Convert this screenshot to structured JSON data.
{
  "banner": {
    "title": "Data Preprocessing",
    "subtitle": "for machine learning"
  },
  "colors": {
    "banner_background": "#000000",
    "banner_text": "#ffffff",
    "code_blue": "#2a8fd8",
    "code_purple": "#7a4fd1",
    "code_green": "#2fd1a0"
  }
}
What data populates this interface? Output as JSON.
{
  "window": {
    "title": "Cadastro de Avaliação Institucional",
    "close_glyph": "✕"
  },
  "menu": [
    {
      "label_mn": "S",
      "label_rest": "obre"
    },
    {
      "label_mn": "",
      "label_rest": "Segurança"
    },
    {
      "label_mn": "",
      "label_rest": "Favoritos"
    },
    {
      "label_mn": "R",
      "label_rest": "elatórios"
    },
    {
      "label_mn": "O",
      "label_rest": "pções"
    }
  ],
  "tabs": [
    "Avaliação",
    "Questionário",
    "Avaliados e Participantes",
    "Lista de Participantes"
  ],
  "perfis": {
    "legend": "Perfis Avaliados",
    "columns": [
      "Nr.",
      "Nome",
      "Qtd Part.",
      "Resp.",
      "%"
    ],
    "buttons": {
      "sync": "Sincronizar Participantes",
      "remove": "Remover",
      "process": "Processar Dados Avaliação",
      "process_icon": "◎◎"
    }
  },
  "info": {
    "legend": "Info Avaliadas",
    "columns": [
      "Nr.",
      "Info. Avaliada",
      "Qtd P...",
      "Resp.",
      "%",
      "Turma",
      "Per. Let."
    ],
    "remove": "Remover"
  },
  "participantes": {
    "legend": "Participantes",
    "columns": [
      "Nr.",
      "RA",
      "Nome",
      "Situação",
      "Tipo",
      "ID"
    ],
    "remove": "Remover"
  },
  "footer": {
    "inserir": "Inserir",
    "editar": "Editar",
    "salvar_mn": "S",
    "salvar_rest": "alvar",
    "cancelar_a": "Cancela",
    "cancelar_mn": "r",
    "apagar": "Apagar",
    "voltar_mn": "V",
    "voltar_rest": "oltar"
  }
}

◇ ◇ ◇

Lines holding the word "legend" should be counted across the entries; state only how many there are.

3